Saved entries:
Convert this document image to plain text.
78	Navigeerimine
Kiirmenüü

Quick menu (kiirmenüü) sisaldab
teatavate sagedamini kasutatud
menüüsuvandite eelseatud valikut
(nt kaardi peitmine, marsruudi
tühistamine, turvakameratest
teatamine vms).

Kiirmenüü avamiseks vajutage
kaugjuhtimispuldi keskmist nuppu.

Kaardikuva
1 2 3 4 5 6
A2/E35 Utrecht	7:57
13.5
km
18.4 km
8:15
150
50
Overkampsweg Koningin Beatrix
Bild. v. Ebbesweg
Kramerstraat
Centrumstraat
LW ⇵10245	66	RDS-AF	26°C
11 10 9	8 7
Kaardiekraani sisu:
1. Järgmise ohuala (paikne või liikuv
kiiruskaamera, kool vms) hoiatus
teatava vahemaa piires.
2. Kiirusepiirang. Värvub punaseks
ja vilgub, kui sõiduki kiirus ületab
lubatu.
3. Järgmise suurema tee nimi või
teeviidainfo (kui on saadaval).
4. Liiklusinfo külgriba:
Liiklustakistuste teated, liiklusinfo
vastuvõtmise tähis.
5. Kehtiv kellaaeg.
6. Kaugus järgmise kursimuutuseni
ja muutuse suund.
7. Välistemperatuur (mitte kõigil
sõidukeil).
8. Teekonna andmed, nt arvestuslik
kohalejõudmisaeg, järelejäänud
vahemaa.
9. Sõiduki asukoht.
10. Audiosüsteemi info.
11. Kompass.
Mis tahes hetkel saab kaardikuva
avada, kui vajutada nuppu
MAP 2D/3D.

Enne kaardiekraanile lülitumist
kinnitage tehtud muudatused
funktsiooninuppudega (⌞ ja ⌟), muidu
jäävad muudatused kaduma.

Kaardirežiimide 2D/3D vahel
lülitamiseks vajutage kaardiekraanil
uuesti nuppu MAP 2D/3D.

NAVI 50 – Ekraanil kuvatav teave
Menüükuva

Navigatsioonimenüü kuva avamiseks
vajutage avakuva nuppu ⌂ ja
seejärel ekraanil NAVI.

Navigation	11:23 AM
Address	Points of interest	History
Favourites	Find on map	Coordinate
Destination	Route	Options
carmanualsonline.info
==
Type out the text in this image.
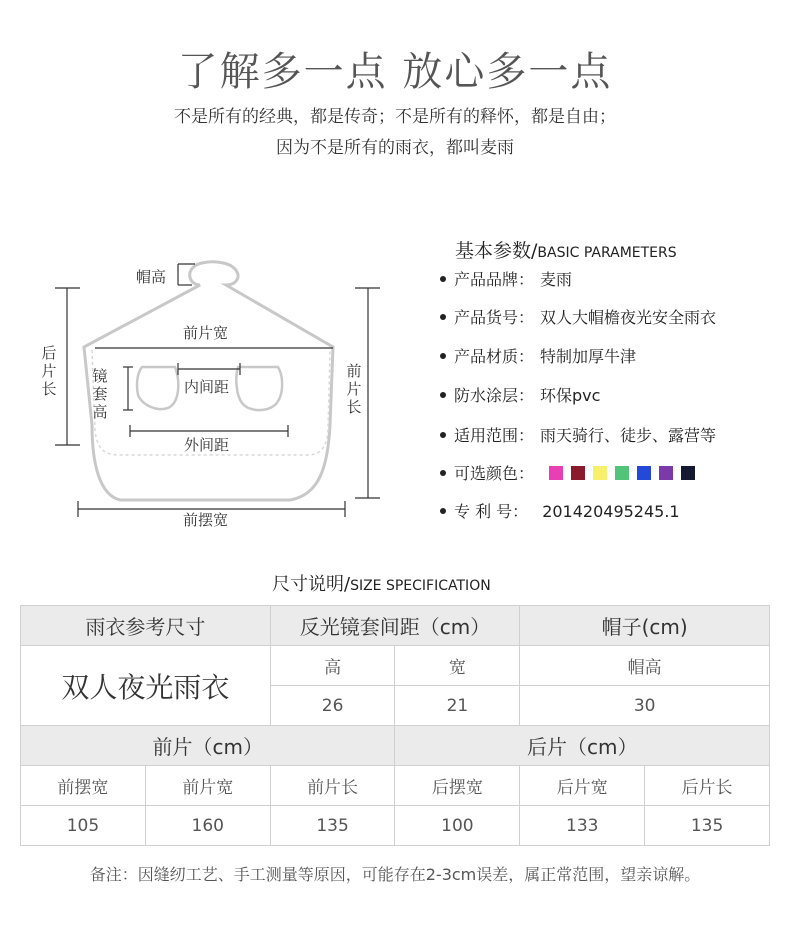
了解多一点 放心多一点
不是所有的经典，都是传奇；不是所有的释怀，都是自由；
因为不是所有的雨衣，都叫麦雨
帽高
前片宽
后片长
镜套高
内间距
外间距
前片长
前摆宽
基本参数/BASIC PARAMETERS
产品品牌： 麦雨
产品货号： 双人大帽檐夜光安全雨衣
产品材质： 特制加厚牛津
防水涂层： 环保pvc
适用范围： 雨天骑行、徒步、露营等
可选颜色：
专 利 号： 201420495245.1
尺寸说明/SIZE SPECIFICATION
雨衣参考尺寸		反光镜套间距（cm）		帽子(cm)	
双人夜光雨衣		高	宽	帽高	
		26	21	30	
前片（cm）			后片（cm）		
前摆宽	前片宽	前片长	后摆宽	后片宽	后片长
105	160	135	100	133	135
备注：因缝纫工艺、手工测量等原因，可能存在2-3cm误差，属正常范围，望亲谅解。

The exercise
Pull out all lines from the listing that contain the string "this".

Finished answer
Convert this document image to plain text.
Type out the text in this image.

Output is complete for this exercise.